Records from a data source
***
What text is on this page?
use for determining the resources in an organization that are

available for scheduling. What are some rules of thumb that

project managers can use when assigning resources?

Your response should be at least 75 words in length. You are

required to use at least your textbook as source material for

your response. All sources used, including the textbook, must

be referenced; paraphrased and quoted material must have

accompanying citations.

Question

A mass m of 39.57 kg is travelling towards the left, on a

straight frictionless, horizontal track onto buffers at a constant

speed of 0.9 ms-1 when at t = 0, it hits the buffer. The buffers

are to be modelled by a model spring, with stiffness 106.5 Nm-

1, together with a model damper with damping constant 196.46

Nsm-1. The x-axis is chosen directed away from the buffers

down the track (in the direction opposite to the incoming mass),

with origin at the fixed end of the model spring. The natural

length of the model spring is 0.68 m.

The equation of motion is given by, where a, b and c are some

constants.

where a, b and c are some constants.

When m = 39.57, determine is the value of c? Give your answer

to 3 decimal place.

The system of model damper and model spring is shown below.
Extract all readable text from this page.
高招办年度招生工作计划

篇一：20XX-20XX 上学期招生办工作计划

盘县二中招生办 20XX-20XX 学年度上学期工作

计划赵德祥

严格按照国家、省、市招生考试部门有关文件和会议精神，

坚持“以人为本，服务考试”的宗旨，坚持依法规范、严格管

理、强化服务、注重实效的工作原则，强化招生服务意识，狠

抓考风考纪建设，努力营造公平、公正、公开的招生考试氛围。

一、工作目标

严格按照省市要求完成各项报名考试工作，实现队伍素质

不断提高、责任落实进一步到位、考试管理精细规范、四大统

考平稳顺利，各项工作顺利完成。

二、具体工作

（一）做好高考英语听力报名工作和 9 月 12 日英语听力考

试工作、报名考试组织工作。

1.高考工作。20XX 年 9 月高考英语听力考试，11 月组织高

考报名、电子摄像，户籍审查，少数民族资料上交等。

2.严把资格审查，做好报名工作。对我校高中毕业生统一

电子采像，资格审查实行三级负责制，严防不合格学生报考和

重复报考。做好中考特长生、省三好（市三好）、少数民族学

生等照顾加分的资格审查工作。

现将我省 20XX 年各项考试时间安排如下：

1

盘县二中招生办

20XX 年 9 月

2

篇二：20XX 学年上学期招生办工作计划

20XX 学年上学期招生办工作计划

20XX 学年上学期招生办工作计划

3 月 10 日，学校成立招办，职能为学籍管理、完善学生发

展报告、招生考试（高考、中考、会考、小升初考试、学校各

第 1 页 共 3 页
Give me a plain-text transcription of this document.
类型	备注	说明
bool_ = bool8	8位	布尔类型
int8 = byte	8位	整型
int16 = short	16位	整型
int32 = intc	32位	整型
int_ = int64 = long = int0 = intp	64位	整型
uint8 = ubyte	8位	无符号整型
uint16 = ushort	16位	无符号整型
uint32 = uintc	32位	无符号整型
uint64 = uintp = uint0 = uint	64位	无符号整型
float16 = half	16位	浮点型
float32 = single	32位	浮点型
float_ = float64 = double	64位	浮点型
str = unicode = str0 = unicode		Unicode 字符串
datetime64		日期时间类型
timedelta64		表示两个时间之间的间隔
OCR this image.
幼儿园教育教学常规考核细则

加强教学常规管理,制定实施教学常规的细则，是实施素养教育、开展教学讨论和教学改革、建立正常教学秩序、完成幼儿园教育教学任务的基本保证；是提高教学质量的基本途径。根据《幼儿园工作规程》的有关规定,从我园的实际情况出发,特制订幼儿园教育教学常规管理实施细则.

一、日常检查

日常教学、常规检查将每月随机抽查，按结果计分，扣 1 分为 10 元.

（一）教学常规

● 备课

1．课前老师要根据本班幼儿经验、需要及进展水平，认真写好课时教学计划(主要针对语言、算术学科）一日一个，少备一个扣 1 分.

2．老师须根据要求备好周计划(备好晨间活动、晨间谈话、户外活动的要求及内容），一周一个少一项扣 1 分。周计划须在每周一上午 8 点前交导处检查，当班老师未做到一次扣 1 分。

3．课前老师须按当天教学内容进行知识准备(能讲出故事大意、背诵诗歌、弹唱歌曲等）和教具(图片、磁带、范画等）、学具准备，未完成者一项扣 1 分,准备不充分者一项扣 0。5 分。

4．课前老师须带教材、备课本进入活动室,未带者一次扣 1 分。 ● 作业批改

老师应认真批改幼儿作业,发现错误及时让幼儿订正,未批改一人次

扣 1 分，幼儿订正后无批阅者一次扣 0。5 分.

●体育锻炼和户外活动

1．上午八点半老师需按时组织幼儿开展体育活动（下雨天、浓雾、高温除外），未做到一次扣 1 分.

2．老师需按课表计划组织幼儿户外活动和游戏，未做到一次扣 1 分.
***
INSTRUCTIONS TO FOLLOW
From the listing above, extract every line exactly as it stands.

SOLUTION FOR THIS PROBLEM
What text is on this page?
use for determining the resources in an organization that are

available for scheduling. What are some rules of thumb that

project managers can use when assigning resources?

Your response should be at least 75 words in length. You are

required to use at least your textbook as source material for

your response. All sources used, including the textbook, must

be referenced; paraphrased and quoted material must have

accompanying citations.

Question

A mass m of 39.57 kg is travelling towards the left, on a

straight frictionless, horizontal track onto buffers at a constant

speed of 0.9 ms-1 when at t = 0, it hits the buffer. The buffers

are to be modelled by a model spring, with stiffness 106.5 Nm-

1, together with a model damper with damping constant 196.46

Nsm-1. The x-axis is chosen directed away from the buffers

down the track (in the direction opposite to the incoming mass),

with origin at the fixed end of the model spring. The natural

length of the model spring is 0.68 m.

The equation of motion is given by, where a, b and c are some

constants.

where a, b and c are some constants.

When m = 39.57, determine is the value of c? Give your answer

to 3 decimal place.

The system of model damper and model spring is shown below.
Extract all readable text from this page.
高招办年度招生工作计划

篇一：20XX-20XX 上学期招生办工作计划

盘县二中招生办 20XX-20XX 学年度上学期工作

计划赵德祥

严格按照国家、省、市招生考试部门有关文件和会议精神，

坚持“以人为本，服务考试”的宗旨，坚持依法规范、严格管

理、强化服务、注重实效的工作原则，强化招生服务意识，狠

抓考风考纪建设，努力营造公平、公正、公开的招生考试氛围。

一、工作目标

严格按照省市要求完成各项报名考试工作，实现队伍素质

不断提高、责任落实进一步到位、考试管理精细规范、四大统

考平稳顺利，各项工作顺利完成。

二、具体工作

（一）做好高考英语听力报名工作和 9 月 12 日英语听力考

试工作、报名考试组织工作。

1.高考工作。20XX 年 9 月高考英语听力考试，11 月组织高

考报名、电子摄像，户籍审查，少数民族资料上交等。

2.严把资格审查，做好报名工作。对我校高中毕业生统一

电子采像，资格审查实行三级负责制，严防不合格学生报考和

重复报考。做好中考特长生、省三好（市三好）、少数民族学

生等照顾加分的资格审查工作。

现将我省 20XX 年各项考试时间安排如下：

1

盘县二中招生办

20XX 年 9 月

2

篇二：20XX 学年上学期招生办工作计划

20XX 学年上学期招生办工作计划

20XX 学年上学期招生办工作计划

3 月 10 日，学校成立招办，职能为学籍管理、完善学生发

展报告、招生考试（高考、中考、会考、小升初考试、学校各

第 1 页 共 3 页
Give me a plain-text transcription of this document.
类型	备注	说明
bool_ = bool8	8位	布尔类型
int8 = byte	8位	整型
int16 = short	16位	整型
int32 = intc	32位	整型
int_ = int64 = long = int0 = intp	64位	整型
uint8 = ubyte	8位	无符号整型
uint16 = ushort	16位	无符号整型
uint32 = uintc	32位	无符号整型
uint64 = uintp = uint0 = uint	64位	无符号整型
float16 = half	16位	浮点型
float32 = single	32位	浮点型
float_ = float64 = double	64位	浮点型
str = unicode = str0 = unicode		Unicode 字符串
datetime64		日期时间类型
timedelta64		表示两个时间之间的间隔
OCR this image.
幼儿园教育教学常规考核细则

加强教学常规管理,制定实施教学常规的细则，是实施素养教育、开展教学讨论和教学改革、建立正常教学秩序、完成幼儿园教育教学任务的基本保证；是提高教学质量的基本途径。根据《幼儿园工作规程》的有关规定,从我园的实际情况出发,特制订幼儿园教育教学常规管理实施细则.

一、日常检查

日常教学、常规检查将每月随机抽查，按结果计分，扣 1 分为 10 元.

（一）教学常规

● 备课

1．课前老师要根据本班幼儿经验、需要及进展水平，认真写好课时教学计划(主要针对语言、算术学科）一日一个，少备一个扣 1 分.

2．老师须根据要求备好周计划(备好晨间活动、晨间谈话、户外活动的要求及内容），一周一个少一项扣 1 分。周计划须在每周一上午 8 点前交导处检查，当班老师未做到一次扣 1 分。

3．课前老师须按当天教学内容进行知识准备(能讲出故事大意、背诵诗歌、弹唱歌曲等）和教具(图片、磁带、范画等）、学具准备，未完成者一项扣 1 分,准备不充分者一项扣 0。5 分。

4．课前老师须带教材、备课本进入活动室,未带者一次扣 1 分。 ● 作业批改

老师应认真批改幼儿作业,发现错误及时让幼儿订正,未批改一人次

扣 1 分，幼儿订正后无批阅者一次扣 0。5 分.

●体育锻炼和户外活动

1．上午八点半老师需按时组织幼儿开展体育活动（下雨天、浓雾、高温除外），未做到一次扣 1 分.

2．老师需按课表计划组织幼儿户外活动和游戏，未做到一次扣 1 分.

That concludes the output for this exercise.